■ WHAT THIS TASK INVOLVES ■
Could you extract every entry below and reproduce it exactly?

■ PROVIDED DATA ■
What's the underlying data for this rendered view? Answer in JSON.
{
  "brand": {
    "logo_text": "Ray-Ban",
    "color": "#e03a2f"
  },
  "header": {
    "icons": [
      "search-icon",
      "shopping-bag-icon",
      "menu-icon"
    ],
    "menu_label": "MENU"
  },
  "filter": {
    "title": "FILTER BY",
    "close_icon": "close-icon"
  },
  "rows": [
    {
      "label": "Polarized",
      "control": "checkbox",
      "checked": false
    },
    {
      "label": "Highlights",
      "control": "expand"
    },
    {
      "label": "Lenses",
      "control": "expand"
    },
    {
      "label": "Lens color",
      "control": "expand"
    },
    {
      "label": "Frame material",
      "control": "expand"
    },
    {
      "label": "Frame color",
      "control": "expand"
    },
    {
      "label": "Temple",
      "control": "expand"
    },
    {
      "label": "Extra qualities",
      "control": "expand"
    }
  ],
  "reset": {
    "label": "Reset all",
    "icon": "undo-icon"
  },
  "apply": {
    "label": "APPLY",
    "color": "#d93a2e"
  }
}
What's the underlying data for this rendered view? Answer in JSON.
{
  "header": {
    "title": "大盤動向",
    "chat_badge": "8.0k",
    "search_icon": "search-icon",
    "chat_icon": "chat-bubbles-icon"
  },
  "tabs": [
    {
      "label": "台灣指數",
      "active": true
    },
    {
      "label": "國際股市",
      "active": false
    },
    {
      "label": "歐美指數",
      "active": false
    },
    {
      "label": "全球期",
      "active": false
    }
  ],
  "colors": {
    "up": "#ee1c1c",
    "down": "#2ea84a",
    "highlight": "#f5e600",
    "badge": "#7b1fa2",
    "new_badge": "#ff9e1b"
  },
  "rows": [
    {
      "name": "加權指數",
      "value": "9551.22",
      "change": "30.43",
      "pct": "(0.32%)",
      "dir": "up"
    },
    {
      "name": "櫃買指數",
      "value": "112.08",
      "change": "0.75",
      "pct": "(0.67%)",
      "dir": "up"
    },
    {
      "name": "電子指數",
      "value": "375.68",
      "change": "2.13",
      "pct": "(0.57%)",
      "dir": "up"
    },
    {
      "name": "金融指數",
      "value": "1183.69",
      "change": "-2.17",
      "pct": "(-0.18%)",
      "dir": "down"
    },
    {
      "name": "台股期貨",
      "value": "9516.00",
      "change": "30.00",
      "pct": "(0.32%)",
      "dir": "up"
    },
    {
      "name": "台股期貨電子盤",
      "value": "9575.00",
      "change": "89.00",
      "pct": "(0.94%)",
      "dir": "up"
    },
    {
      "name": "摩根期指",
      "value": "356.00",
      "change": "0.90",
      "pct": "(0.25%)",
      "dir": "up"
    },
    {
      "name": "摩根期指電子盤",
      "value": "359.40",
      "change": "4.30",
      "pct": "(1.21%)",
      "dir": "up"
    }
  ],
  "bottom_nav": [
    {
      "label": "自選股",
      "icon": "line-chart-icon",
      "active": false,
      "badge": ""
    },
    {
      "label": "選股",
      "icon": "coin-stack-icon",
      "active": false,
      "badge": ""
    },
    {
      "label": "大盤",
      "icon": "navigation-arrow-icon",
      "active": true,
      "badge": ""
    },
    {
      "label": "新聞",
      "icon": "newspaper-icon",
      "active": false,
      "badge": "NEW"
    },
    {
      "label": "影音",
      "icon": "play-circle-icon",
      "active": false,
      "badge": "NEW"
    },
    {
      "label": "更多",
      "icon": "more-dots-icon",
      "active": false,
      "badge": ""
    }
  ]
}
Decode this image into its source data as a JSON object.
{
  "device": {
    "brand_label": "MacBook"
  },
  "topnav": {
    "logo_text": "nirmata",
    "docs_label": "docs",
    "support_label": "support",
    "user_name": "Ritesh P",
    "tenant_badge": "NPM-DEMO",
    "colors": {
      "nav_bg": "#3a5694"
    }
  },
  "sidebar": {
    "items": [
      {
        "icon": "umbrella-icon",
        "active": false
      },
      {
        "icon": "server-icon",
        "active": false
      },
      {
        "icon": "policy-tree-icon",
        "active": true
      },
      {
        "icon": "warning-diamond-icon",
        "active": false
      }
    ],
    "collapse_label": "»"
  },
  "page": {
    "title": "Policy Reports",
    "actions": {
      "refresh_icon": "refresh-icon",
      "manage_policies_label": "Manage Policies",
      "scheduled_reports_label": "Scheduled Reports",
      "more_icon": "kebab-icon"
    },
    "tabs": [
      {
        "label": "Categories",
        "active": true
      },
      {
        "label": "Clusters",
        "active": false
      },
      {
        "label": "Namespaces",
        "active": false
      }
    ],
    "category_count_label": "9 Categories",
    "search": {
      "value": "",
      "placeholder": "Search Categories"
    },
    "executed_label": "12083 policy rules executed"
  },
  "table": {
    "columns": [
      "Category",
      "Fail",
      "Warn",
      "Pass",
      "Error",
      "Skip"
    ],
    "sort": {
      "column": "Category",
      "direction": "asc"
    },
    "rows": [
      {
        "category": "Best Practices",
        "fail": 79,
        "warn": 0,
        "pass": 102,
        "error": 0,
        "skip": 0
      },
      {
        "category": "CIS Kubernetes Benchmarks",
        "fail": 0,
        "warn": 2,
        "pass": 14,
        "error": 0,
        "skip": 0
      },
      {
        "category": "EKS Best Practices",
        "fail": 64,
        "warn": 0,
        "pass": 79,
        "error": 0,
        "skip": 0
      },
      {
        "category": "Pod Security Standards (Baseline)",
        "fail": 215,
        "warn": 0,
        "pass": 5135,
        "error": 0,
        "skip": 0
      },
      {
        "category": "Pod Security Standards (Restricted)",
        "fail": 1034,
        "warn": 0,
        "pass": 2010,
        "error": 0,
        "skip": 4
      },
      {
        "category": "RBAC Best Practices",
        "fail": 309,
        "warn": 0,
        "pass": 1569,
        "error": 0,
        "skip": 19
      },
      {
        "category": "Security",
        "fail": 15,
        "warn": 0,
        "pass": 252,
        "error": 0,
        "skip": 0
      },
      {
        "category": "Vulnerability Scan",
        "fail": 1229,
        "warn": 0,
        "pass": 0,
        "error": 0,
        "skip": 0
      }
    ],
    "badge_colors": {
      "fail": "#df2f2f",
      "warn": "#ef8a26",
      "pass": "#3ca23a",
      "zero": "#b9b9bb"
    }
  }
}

■ WRITTEN ANSWER ■
What's the underlying data for this rendered view? Answer in JSON.
{
  "brand": {
    "logo_text": "Ray-Ban",
    "color": "#e03a2f"
  },
  "header": {
    "icons": [
      "search-icon",
      "shopping-bag-icon",
      "menu-icon"
    ],
    "menu_label": "MENU"
  },
  "filter": {
    "title": "FILTER BY",
    "close_icon": "close-icon"
  },
  "rows": [
    {
      "label": "Polarized",
      "control": "checkbox",
      "checked": false
    },
    {
      "label": "Highlights",
      "control": "expand"
    },
    {
      "label": "Lenses",
      "control": "expand"
    },
    {
      "label": "Lens color",
      "control": "expand"
    },
    {
      "label": "Frame material",
      "control": "expand"
    },
    {
      "label": "Frame color",
      "control": "expand"
    },
    {
      "label": "Temple",
      "control": "expand"
    },
    {
      "label": "Extra qualities",
      "control": "expand"
    }
  ],
  "reset": {
    "label": "Reset all",
    "icon": "undo-icon"
  },
  "apply": {
    "label": "APPLY",
    "color": "#d93a2e"
  }
}
What's the underlying data for this rendered view? Answer in JSON.
{
  "header": {
    "title": "大盤動向",
    "chat_badge": "8.0k",
    "search_icon": "search-icon",
    "chat_icon": "chat-bubbles-icon"
  },
  "tabs": [
    {
      "label": "台灣指數",
      "active": true
    },
    {
      "label": "國際股市",
      "active": false
    },
    {
      "label": "歐美指數",
      "active": false
    },
    {
      "label": "全球期",
      "active": false
    }
  ],
  "colors": {
    "up": "#ee1c1c",
    "down": "#2ea84a",
    "highlight": "#f5e600",
    "badge": "#7b1fa2",
    "new_badge": "#ff9e1b"
  },
  "rows": [
    {
      "name": "加權指數",
      "value": "9551.22",
      "change": "30.43",
      "pct": "(0.32%)",
      "dir": "up"
    },
    {
      "name": "櫃買指數",
      "value": "112.08",
      "change": "0.75",
      "pct": "(0.67%)",
      "dir": "up"
    },
    {
      "name": "電子指數",
      "value": "375.68",
      "change": "2.13",
      "pct": "(0.57%)",
      "dir": "up"
    },
    {
      "name": "金融指數",
      "value": "1183.69",
      "change": "-2.17",
      "pct": "(-0.18%)",
      "dir": "down"
    },
    {
      "name": "台股期貨",
      "value": "9516.00",
      "change": "30.00",
      "pct": "(0.32%)",
      "dir": "up"
    },
    {
      "name": "台股期貨電子盤",
      "value": "9575.00",
      "change": "89.00",
      "pct": "(0.94%)",
      "dir": "up"
    },
    {
      "name": "摩根期指",
      "value": "356.00",
      "change": "0.90",
      "pct": "(0.25%)",
      "dir": "up"
    },
    {
      "name": "摩根期指電子盤",
      "value": "359.40",
      "change": "4.30",
      "pct": "(1.21%)",
      "dir": "up"
    }
  ],
  "bottom_nav": [
    {
      "label": "自選股",
      "icon": "line-chart-icon",
      "active": false,
      "badge": ""
    },
    {
      "label": "選股",
      "icon": "coin-stack-icon",
      "active": false,
      "badge": ""
    },
    {
      "label": "大盤",
      "icon": "navigation-arrow-icon",
      "active": true,
      "badge": ""
    },
    {
      "label": "新聞",
      "icon": "newspaper-icon",
      "active": false,
      "badge": "NEW"
    },
    {
      "label": "影音",
      "icon": "play-circle-icon",
      "active": false,
      "badge": "NEW"
    },
    {
      "label": "更多",
      "icon": "more-dots-icon",
      "active": false,
      "badge": ""
    }
  ]
}
Decode this image into its source data as a JSON object.
{
  "device": {
    "brand_label": "MacBook"
  },
  "topnav": {
    "logo_text": "nirmata",
    "docs_label": "docs",
    "support_label": "support",
    "user_name": "Ritesh P",
    "tenant_badge": "NPM-DEMO",
    "colors": {
      "nav_bg": "#3a5694"
    }
  },
  "sidebar": {
    "items": [
      {
        "icon": "umbrella-icon",
        "active": false
      },
      {
        "icon": "server-icon",
        "active": false
      },
      {
        "icon": "policy-tree-icon",
        "active": true
      },
      {
        "icon": "warning-diamond-icon",
        "active": false
      }
    ],
    "collapse_label": "»"
  },
  "page": {
    "title": "Policy Reports",
    "actions": {
      "refresh_icon": "refresh-icon",
      "manage_policies_label": "Manage Policies",
      "scheduled_reports_label": "Scheduled Reports",
      "more_icon": "kebab-icon"
    },
    "tabs": [
      {
        "label": "Categories",
        "active": true
      },
      {
        "label": "Clusters",
        "active": false
      },
      {
        "label": "Namespaces",
        "active": false
      }
    ],
    "category_count_label": "9 Categories",
    "search": {
      "value": "",
      "placeholder": "Search Categories"
    },
    "executed_label": "12083 policy rules executed"
  },
  "table": {
    "columns": [
      "Category",
      "Fail",
      "Warn",
      "Pass",
      "Error",
      "Skip"
    ],
    "sort": {
      "column": "Category",
      "direction": "asc"
    },
    "rows": [
      {
        "category": "Best Practices",
        "fail": 79,
        "warn": 0,
        "pass": 102,
        "error": 0,
        "skip": 0
      },
      {
        "category": "CIS Kubernetes Benchmarks",
        "fail": 0,
        "warn": 2,
        "pass": 14,
        "error": 0,
        "skip": 0
      },
      {
        "category": "EKS Best Practices",
        "fail": 64,
        "warn": 0,
        "pass": 79,
        "error": 0,
        "skip": 0
      },
      {
        "category": "Pod Security Standards (Baseline)",
        "fail": 215,
        "warn": 0,
        "pass": 5135,
        "error": 0,
        "skip": 0
      },
      {
        "category": "Pod Security Standards (Restricted)",
        "fail": 1034,
        "warn": 0,
        "pass": 2010,
        "error": 0,
        "skip": 4
      },
      {
        "category": "RBAC Best Practices",
        "fail": 309,
        "warn": 0,
        "pass": 1569,
        "error": 0,
        "skip": 19
      },
      {
        "category": "Security",
        "fail": 15,
        "warn": 0,
        "pass": 252,
        "error": 0,
        "skip": 0
      },
      {
        "category": "Vulnerability Scan",
        "fail": 1229,
        "warn": 0,
        "pass": 0,
        "error": 0,
        "skip": 0
      }
    ],
    "badge_colors": {
      "fail": "#df2f2f",
      "warn": "#ef8a26",
      "pass": "#3ca23a",
      "zero": "#b9b9bb"
    }
  }
}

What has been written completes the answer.